--- The problem ---
Copy every line of the material below word for word.

━━━ Data in this exercise

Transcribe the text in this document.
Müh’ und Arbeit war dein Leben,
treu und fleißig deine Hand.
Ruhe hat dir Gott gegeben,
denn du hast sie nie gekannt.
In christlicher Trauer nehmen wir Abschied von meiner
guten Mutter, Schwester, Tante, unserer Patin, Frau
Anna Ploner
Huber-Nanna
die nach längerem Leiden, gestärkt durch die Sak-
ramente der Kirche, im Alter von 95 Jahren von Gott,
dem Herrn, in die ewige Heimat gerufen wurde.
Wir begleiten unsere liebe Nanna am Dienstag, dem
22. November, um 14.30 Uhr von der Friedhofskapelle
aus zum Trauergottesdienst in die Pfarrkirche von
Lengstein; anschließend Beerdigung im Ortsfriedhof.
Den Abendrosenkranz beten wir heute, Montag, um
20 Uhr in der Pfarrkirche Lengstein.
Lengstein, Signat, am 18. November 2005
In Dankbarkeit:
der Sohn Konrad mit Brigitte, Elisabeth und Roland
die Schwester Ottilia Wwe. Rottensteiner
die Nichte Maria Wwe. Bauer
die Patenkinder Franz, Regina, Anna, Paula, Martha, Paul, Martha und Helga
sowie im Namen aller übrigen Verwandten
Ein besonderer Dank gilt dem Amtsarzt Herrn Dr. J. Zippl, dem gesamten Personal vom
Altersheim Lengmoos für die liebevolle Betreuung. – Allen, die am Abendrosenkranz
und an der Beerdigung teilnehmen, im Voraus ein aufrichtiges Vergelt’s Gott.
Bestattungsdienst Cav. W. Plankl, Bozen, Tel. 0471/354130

━━━━━━

--- Solution ---
Transcribe the text in this document.
Müh’ und Arbeit war dein Leben,
treu und fleißig deine Hand.
Ruhe hat dir Gott gegeben,
denn du hast sie nie gekannt.
In christlicher Trauer nehmen wir Abschied von meiner
guten Mutter, Schwester, Tante, unserer Patin, Frau
Anna Ploner
Huber-Nanna
die nach längerem Leiden, gestärkt durch die Sak-
ramente der Kirche, im Alter von 95 Jahren von Gott,
dem Herrn, in die ewige Heimat gerufen wurde.
Wir begleiten unsere liebe Nanna am Dienstag, dem
22. November, um 14.30 Uhr von der Friedhofskapelle
aus zum Trauergottesdienst in die Pfarrkirche von
Lengstein; anschließend Beerdigung im Ortsfriedhof.
Den Abendrosenkranz beten wir heute, Montag, um
20 Uhr in der Pfarrkirche Lengstein.
Lengstein, Signat, am 18. November 2005
In Dankbarkeit:
der Sohn Konrad mit Brigitte, Elisabeth und Roland
die Schwester Ottilia Wwe. Rottensteiner
die Nichte Maria Wwe. Bauer
die Patenkinder Franz, Regina, Anna, Paula, Martha, Paul, Martha und Helga
sowie im Namen aller übrigen Verwandten
Ein besonderer Dank gilt dem Amtsarzt Herrn Dr. J. Zippl, dem gesamten Personal vom
Altersheim Lengmoos für die liebevolle Betreuung. – Allen, die am Abendrosenkranz
und an der Beerdigung teilnehmen, im Voraus ein aufrichtiges Vergelt’s Gott.
Bestattungsdienst Cav. W. Plankl, Bozen, Tel. 0471/354130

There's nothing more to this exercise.